**PASSAGE SHOWN**
FRESH NEW REVUE AT SECOND CITY
Four of the six performers in the new Second City e.t.c. revue We’re All in This Room Together never appeared on a Second City mainstage before. And this is only the second show for the other two players. But youth and inexperience were not a factor on the opening night. The three males and three females were sharp, funny, and versatile – just what audiences over the last five decades have come to expect from this Chicago entertainment treasure.
The new revue operates on familiar Second City turf. The material explores inter-personal relationships, along with excursions into social and political satire and plenty of improvisation. The stagecraft remains deceptively simple – a bare stage with a half dozen wooden chairs as the main props. Audiences don’t go to Second City for spectacle, they go for rapier-like wit delivered by performers who are exceptionally fast on their feet verbally and often physically. And so it is with the current troupe.
The show did start a little slowly, but picked up momentum near the intermission and soared in the second act as the material improved and the players seemed to grow looser and more confident. Many of the best bits were two handers, like a date gone bad between a devout Christian (Aidy Bryant) and an atheist (Chris Witaske) trying to fudge his non-belief to save the faltering relationship.

[Structured page parsing data]
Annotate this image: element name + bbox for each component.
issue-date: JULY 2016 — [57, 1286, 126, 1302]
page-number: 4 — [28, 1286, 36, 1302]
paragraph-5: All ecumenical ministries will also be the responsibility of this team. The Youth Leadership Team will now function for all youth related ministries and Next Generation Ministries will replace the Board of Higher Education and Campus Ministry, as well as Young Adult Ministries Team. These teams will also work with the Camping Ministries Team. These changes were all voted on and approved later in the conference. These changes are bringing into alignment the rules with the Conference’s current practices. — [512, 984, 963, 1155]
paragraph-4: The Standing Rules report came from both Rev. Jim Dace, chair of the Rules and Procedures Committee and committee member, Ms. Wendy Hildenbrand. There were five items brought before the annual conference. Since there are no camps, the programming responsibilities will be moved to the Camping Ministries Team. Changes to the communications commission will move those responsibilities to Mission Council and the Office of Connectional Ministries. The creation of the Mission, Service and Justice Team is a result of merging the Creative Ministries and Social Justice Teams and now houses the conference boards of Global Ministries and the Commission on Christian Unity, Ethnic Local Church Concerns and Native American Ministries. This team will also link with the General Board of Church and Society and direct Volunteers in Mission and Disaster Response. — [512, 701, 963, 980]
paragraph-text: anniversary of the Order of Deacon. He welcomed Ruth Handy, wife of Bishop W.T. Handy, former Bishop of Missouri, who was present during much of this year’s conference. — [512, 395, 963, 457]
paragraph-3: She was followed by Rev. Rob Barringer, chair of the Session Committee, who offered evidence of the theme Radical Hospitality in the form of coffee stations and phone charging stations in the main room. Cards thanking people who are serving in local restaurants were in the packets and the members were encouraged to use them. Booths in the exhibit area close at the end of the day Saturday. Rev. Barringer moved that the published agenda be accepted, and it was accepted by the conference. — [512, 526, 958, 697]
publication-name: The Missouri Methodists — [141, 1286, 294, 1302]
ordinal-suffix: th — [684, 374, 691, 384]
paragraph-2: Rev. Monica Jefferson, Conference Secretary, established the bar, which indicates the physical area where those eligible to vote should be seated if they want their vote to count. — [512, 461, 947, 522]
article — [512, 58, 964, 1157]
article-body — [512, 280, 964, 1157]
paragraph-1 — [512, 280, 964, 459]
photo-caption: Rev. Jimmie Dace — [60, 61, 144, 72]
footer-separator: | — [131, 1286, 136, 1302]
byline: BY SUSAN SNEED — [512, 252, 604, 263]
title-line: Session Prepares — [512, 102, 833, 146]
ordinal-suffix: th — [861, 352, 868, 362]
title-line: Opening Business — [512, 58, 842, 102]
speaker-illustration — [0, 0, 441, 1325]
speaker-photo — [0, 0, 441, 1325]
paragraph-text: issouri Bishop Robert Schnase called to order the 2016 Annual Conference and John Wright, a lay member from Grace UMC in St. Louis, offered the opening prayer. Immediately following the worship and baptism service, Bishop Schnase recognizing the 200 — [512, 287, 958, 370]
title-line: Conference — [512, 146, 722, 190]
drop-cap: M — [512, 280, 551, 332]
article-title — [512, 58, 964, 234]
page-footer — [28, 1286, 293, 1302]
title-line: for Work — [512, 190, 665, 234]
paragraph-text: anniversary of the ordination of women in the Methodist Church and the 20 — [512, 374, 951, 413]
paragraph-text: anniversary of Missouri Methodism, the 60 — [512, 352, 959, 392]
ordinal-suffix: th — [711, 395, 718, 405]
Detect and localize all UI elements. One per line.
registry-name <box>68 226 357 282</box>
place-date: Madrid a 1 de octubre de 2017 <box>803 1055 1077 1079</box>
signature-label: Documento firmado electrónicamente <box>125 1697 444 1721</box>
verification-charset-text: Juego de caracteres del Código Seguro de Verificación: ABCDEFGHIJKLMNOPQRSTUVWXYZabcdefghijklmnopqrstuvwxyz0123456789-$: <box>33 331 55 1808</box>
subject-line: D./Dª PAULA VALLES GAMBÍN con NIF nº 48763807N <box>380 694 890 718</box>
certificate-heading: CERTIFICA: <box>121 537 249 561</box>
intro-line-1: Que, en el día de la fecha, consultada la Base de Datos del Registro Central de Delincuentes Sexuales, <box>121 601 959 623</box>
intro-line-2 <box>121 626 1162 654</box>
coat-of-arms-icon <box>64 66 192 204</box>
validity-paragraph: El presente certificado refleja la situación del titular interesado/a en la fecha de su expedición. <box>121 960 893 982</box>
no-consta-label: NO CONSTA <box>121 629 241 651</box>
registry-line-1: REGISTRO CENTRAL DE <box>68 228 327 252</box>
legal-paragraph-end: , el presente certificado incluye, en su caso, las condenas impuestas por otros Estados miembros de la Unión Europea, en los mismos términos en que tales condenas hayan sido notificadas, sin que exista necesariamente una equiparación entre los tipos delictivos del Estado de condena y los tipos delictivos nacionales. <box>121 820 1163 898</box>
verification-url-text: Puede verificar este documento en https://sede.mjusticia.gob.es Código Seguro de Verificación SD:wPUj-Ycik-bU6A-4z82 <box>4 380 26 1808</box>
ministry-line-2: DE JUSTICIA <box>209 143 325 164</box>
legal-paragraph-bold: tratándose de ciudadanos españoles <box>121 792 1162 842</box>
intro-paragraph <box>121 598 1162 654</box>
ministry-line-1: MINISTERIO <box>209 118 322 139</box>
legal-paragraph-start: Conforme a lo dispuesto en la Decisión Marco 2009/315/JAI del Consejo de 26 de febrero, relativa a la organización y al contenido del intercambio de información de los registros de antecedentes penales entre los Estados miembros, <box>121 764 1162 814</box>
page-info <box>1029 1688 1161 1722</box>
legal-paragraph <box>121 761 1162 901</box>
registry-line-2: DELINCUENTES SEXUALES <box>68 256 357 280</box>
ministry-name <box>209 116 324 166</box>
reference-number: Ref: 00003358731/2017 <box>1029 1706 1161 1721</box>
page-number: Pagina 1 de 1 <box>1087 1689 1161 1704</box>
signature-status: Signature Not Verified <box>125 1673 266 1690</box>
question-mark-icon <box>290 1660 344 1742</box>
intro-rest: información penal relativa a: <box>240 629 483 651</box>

**PROBLEM**
Reproduce the Second City review's text word for word, between "The new revue" and "the faltering relationship.", inclusive.

**THE ANSWER**
The new revue operates on familiar Second City turf. The material explores inter-personal relationships, along with excursions into social and political satire and plenty of improvisation. The stagecraft remains deceptively simple – a bare stage with a half dozen wooden chairs as the main props. Audiences don’t go to Second City for spectacle, they go for rapier-like wit delivered by performers who are exceptionally fast on their feet verbally and often physically. And so it is with the current troupe.
The show did start a little slowly, but picked up momentum near the intermission and soared in the second act as the material improved and the players seemed to grow looser and more confident. Many of the best bits were two handers, like a date gone bad between a devout Christian (Aidy Bryant) and an atheist (Chris Witaske) trying to fudge his non-belief to save the faltering relationship.